▶ [TASK BRIEF]:
The records below must be written out exactly, with every picture left behind.

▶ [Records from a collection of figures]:
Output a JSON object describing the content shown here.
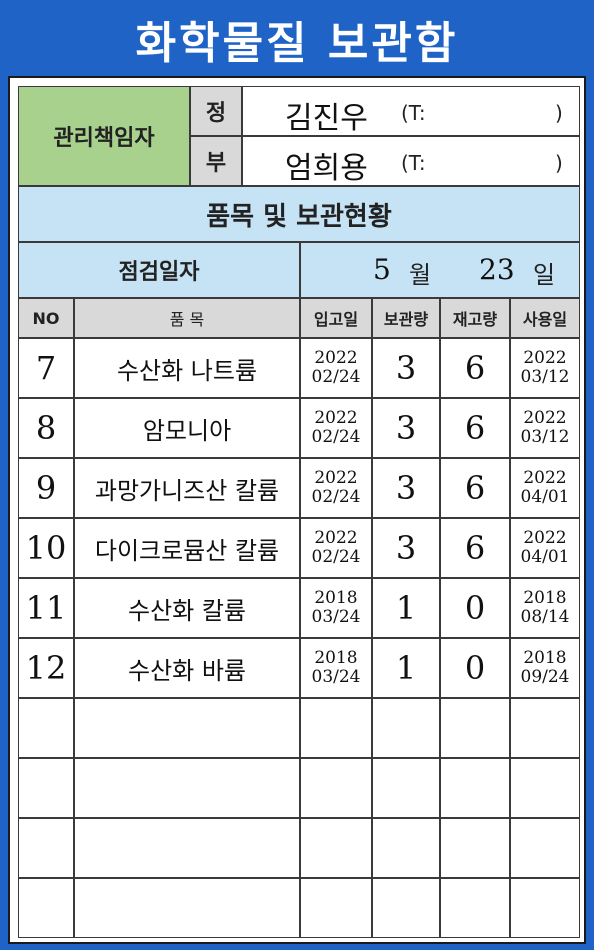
{
  "title": "화학물질 보관함",
  "manager": {
    "label": "관리책임자",
    "primary": {
      "role": "정",
      "name": "김진우",
      "tel_label": "(T:",
      "tel_close": ")"
    },
    "secondary": {
      "role": "부",
      "name": "엄희용",
      "tel_label": "(T:",
      "tel_close": ")"
    }
  },
  "section_title": "품목 및 보관현황",
  "inspection": {
    "label": "점검일자",
    "month": "5",
    "month_unit": "월",
    "day": "23",
    "day_unit": "일"
  },
  "table": {
    "headers": [
      "NO",
      "품 목",
      "입고일",
      "보관량",
      "재고량",
      "사용일"
    ],
    "rows": [
      {
        "no": "7",
        "item": "수산화 나트륨",
        "in_year": "2022",
        "in_date": "02/24",
        "stored": "3",
        "stock": "6",
        "use_year": "2022",
        "use_date": "03/12"
      },
      {
        "no": "8",
        "item": "암모니아",
        "in_year": "2022",
        "in_date": "02/24",
        "stored": "3",
        "stock": "6",
        "use_year": "2022",
        "use_date": "03/12"
      },
      {
        "no": "9",
        "item": "과망가니즈산 칼륨",
        "in_year": "2022",
        "in_date": "02/24",
        "stored": "3",
        "stock": "6",
        "use_year": "2022",
        "use_date": "04/01"
      },
      {
        "no": "10",
        "item": "다이크로뮴산 칼륨",
        "in_year": "2022",
        "in_date": "02/24",
        "stored": "3",
        "stock": "6",
        "use_year": "2022",
        "use_date": "04/01"
      },
      {
        "no": "11",
        "item": "수산화 칼륨",
        "in_year": "2018",
        "in_date": "03/24",
        "stored": "1",
        "stock": "0",
        "use_year": "2018",
        "use_date": "08/14"
      },
      {
        "no": "12",
        "item": "수산화 바륨",
        "in_year": "2018",
        "in_date": "03/24",
        "stored": "1",
        "stock": "0",
        "use_year": "2018",
        "use_date": "09/24"
      }
    ]
  }
}
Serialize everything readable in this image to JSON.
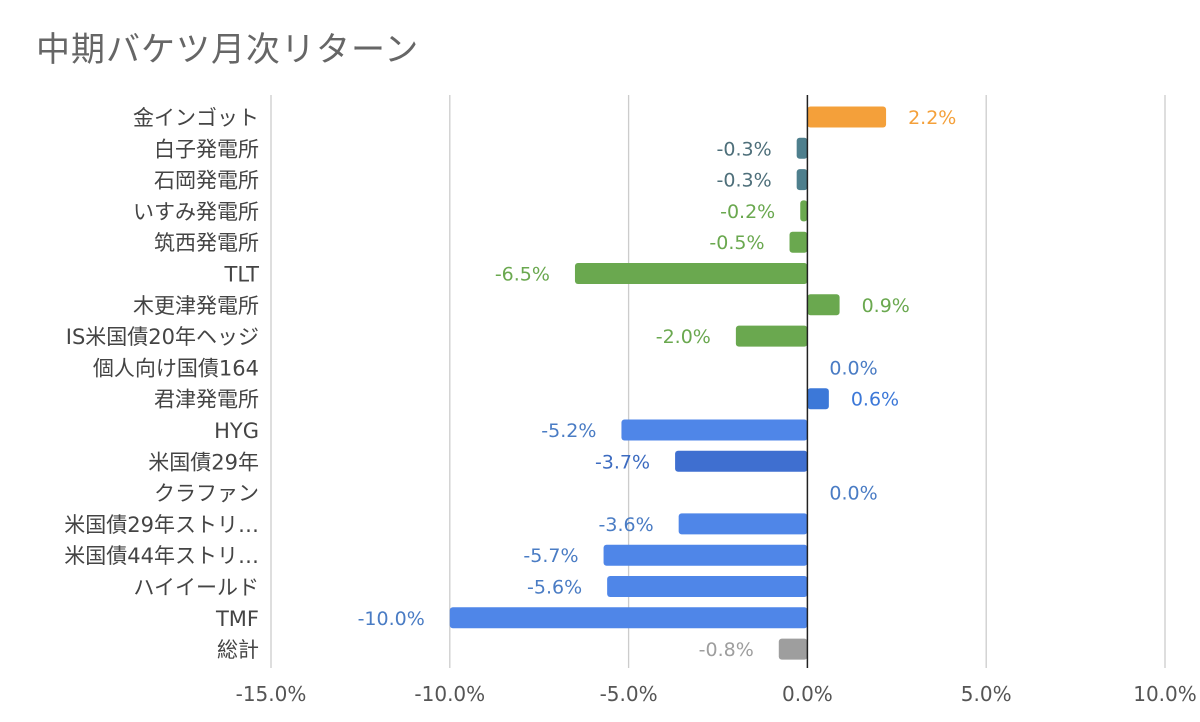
{
  "chart_data": {
    "type": "bar",
    "orientation": "horizontal",
    "title": "中期バケツ月次リターン",
    "xlabel": "",
    "ylabel": "",
    "xlim": [
      -15,
      10
    ],
    "x_ticks": [
      -15,
      -10,
      -5,
      0,
      5,
      10
    ],
    "x_tick_labels": [
      "-15.0%",
      "-10.0%",
      "-5.0%",
      "0.0%",
      "5.0%",
      "10.0%"
    ],
    "grid": "vertical",
    "legend": "none",
    "categories": [
      "金インゴット",
      "白子発電所",
      "石岡発電所",
      "いすみ発電所",
      "筑西発電所",
      "TLT",
      "木更津発電所",
      "IS米国債20年ヘッジ",
      "個人向け国債164",
      "君津発電所",
      "HYG",
      "米国債29年",
      "クラファン",
      "米国債29年ストリ…",
      "米国債44年ストリ…",
      "ハイイールド",
      "TMF",
      "総計"
    ],
    "values": [
      2.2,
      -0.3,
      -0.3,
      -0.2,
      -0.5,
      -6.5,
      0.9,
      -2.0,
      0.0,
      0.6,
      -5.2,
      -3.7,
      0.0,
      -3.6,
      -5.7,
      -5.6,
      -10.0,
      -0.8
    ],
    "data_labels": [
      "2.2%",
      "-0.3%",
      "-0.3%",
      "-0.2%",
      "-0.5%",
      "-6.5%",
      "0.9%",
      "-2.0%",
      "0.0%",
      "0.6%",
      "-5.2%",
      "-3.7%",
      "0.0%",
      "-3.6%",
      "-5.7%",
      "-5.6%",
      "-10.0%",
      "-0.8%"
    ],
    "bar_colors": [
      "#F4A03A",
      "#4E7F8D",
      "#4E7F8D",
      "#6AA84F",
      "#6AA84F",
      "#6AA84F",
      "#6AA84F",
      "#6AA84F",
      "#4A7CC4",
      "#3C78D8",
      "#4F86E8",
      "#3F6FD0",
      "#4A7CC4",
      "#4F86E8",
      "#4F86E8",
      "#4F86E8",
      "#4F86E8",
      "#9E9E9E"
    ],
    "label_colors": [
      "#F4A03A",
      "#4E6F7A",
      "#4E6F7A",
      "#6AA84F",
      "#6AA84F",
      "#6AA84F",
      "#6AA84F",
      "#6AA84F",
      "#4A7CC4",
      "#3C78D8",
      "#4A7CC4",
      "#3C6BC0",
      "#4A7CC4",
      "#4A7CC4",
      "#4A7CC4",
      "#4A7CC4",
      "#4A7CC4",
      "#9E9E9E"
    ]
  }
}
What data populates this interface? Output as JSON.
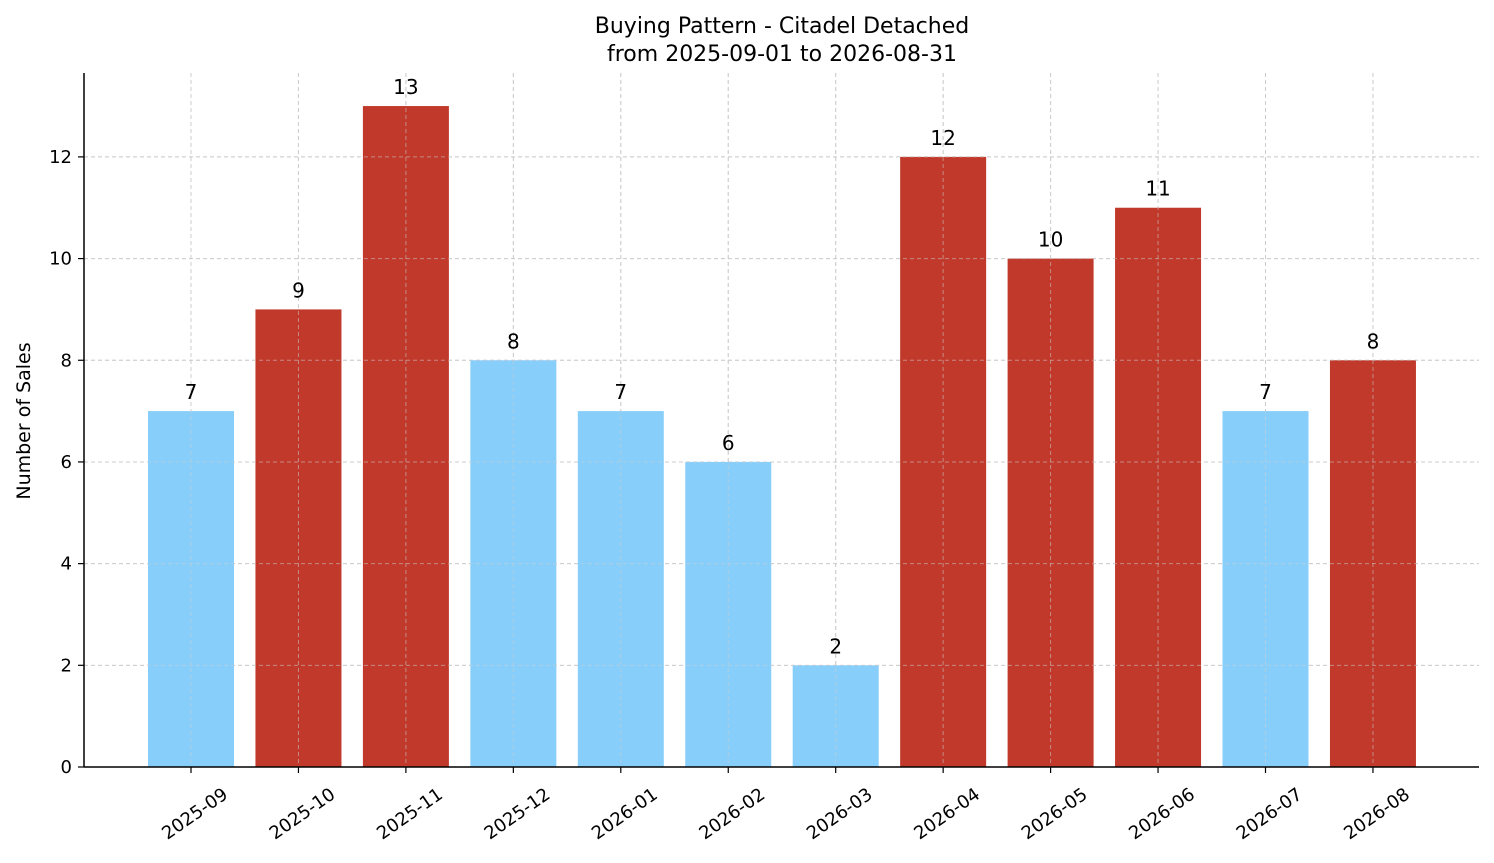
{
  "chart_data": {
    "type": "bar",
    "title_line1": "Buying Pattern - Citadel Detached",
    "title_line2": "from 2025-09-01 to 2026-08-31",
    "xlabel": "",
    "ylabel": "Number of Sales",
    "categories": [
      "2025-09",
      "2025-10",
      "2025-11",
      "2025-12",
      "2026-01",
      "2026-02",
      "2026-03",
      "2026-04",
      "2026-05",
      "2026-06",
      "2026-07",
      "2026-08"
    ],
    "values": [
      7,
      9,
      13,
      8,
      7,
      6,
      2,
      12,
      10,
      11,
      7,
      8
    ],
    "bar_colors": [
      "#87CEFA",
      "#C0392B",
      "#C0392B",
      "#87CEFA",
      "#87CEFA",
      "#87CEFA",
      "#87CEFA",
      "#C0392B",
      "#C0392B",
      "#C0392B",
      "#87CEFA",
      "#C0392B"
    ],
    "ylim": [
      0,
      13.65
    ],
    "yticks": [
      0,
      2,
      4,
      6,
      8,
      10,
      12
    ],
    "grid": true,
    "legend": "none"
  }
}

▶ [REPLY]:
Output a JSON object describing the content shown here.
{
  "title": "화학물질 보관함",
  "manager": {
    "label": "관리책임자",
    "primary": {
      "role": "정",
      "name": "김진우",
      "tel_label": "(T:",
      "tel_close": ")"
    },
    "secondary": {
      "role": "부",
      "name": "엄희용",
      "tel_label": "(T:",
      "tel_close": ")"
    }
  },
  "section_title": "품목 및 보관현황",
  "inspection": {
    "label": "점검일자",
    "month": "5",
    "month_unit": "월",
    "day": "23",
    "day_unit": "일"
  },
  "table": {
    "headers": [
      "NO",
      "품 목",
      "입고일",
      "보관량",
      "재고량",
      "사용일"
    ],
    "rows": [
      {
        "no": "7",
        "item": "수산화 나트륨",
        "in_year": "2022",
        "in_date": "02/24",
        "stored": "3",
        "stock": "6",
        "use_year": "2022",
        "use_date": "03/12"
      },
      {
        "no": "8",
        "item": "암모니아",
        "in_year": "2022",
        "in_date": "02/24",
        "stored": "3",
        "stock": "6",
        "use_year": "2022",
        "use_date": "03/12"
      },
      {
        "no": "9",
        "item": "과망가니즈산 칼륨",
        "in_year": "2022",
        "in_date": "02/24",
        "stored": "3",
        "stock": "6",
        "use_year": "2022",
        "use_date": "04/01"
      },
      {
        "no": "10",
        "item": "다이크로뮴산 칼륨",
        "in_year": "2022",
        "in_date": "02/24",
        "stored": "3",
        "stock": "6",
        "use_year": "2022",
        "use_date": "04/01"
      },
      {
        "no": "11",
        "item": "수산화 칼륨",
        "in_year": "2018",
        "in_date": "03/24",
        "stored": "1",
        "stock": "0",
        "use_year": "2018",
        "use_date": "08/14"
      },
      {
        "no": "12",
        "item": "수산화 바륨",
        "in_year": "2018",
        "in_date": "03/24",
        "stored": "1",
        "stock": "0",
        "use_year": "2018",
        "use_date": "09/24"
      }
    ]
  }
}
Serialize everything readable in this image to JSON.
{
  "chart_data": {
    "type": "bar",
    "orientation": "horizontal",
    "title": "中期バケツ月次リターン",
    "xlabel": "",
    "ylabel": "",
    "xlim": [
      -15,
      10
    ],
    "x_ticks": [
      -15,
      -10,
      -5,
      0,
      5,
      10
    ],
    "x_tick_labels": [
      "-15.0%",
      "-10.0%",
      "-5.0%",
      "0.0%",
      "5.0%",
      "10.0%"
    ],
    "grid": "vertical",
    "legend": "none",
    "categories": [
      "金インゴット",
      "白子発電所",
      "石岡発電所",
      "いすみ発電所",
      "筑西発電所",
      "TLT",
      "木更津発電所",
      "IS米国債20年ヘッジ",
      "個人向け国債164",
      "君津発電所",
      "HYG",
      "米国債29年",
      "クラファン",
      "米国債29年ストリ…",
      "米国債44年ストリ…",
      "ハイイールド",
      "TMF",
      "総計"
    ],
    "values": [
      2.2,
      -0.3,
      -0.3,
      -0.2,
      -0.5,
      -6.5,
      0.9,
      -2.0,
      0.0,
      0.6,
      -5.2,
      -3.7,
      0.0,
      -3.6,
      -5.7,
      -5.6,
      -10.0,
      -0.8
    ],
    "data_labels": [
      "2.2%",
      "-0.3%",
      "-0.3%",
      "-0.2%",
      "-0.5%",
      "-6.5%",
      "0.9%",
      "-2.0%",
      "0.0%",
      "0.6%",
      "-5.2%",
      "-3.7%",
      "0.0%",
      "-3.6%",
      "-5.7%",
      "-5.6%",
      "-10.0%",
      "-0.8%"
    ],
    "bar_colors": [
      "#F4A03A",
      "#4E7F8D",
      "#4E7F8D",
      "#6AA84F",
      "#6AA84F",
      "#6AA84F",
      "#6AA84F",
      "#6AA84F",
      "#4A7CC4",
      "#3C78D8",
      "#4F86E8",
      "#3F6FD0",
      "#4A7CC4",
      "#4F86E8",
      "#4F86E8",
      "#4F86E8",
      "#4F86E8",
      "#9E9E9E"
    ],
    "label_colors": [
      "#F4A03A",
      "#4E6F7A",
      "#4E6F7A",
      "#6AA84F",
      "#6AA84F",
      "#6AA84F",
      "#6AA84F",
      "#6AA84F",
      "#4A7CC4",
      "#3C78D8",
      "#4A7CC4",
      "#3C6BC0",
      "#4A7CC4",
      "#4A7CC4",
      "#4A7CC4",
      "#4A7CC4",
      "#4A7CC4",
      "#9E9E9E"
    ]
  }
}
What data populates this interface? Output as JSON.
{
  "chart_data": {
    "type": "bar",
    "title_line1": "Buying Pattern - Citadel Detached",
    "title_line2": "from 2025-09-01 to 2026-08-31",
    "xlabel": "",
    "ylabel": "Number of Sales",
    "categories": [
      "2025-09",
      "2025-10",
      "2025-11",
      "2025-12",
      "2026-01",
      "2026-02",
      "2026-03",
      "2026-04",
      "2026-05",
      "2026-06",
      "2026-07",
      "2026-08"
    ],
    "values": [
      7,
      9,
      13,
      8,
      7,
      6,
      2,
      12,
      10,
      11,
      7,
      8
    ],
    "bar_colors": [
      "#87CEFA",
      "#C0392B",
      "#C0392B",
      "#87CEFA",
      "#87CEFA",
      "#87CEFA",
      "#87CEFA",
      "#C0392B",
      "#C0392B",
      "#C0392B",
      "#87CEFA",
      "#C0392B"
    ],
    "ylim": [
      0,
      13.65
    ],
    "yticks": [
      0,
      2,
      4,
      6,
      8,
      10,
      12
    ],
    "grid": true,
    "legend": "none"
  }
}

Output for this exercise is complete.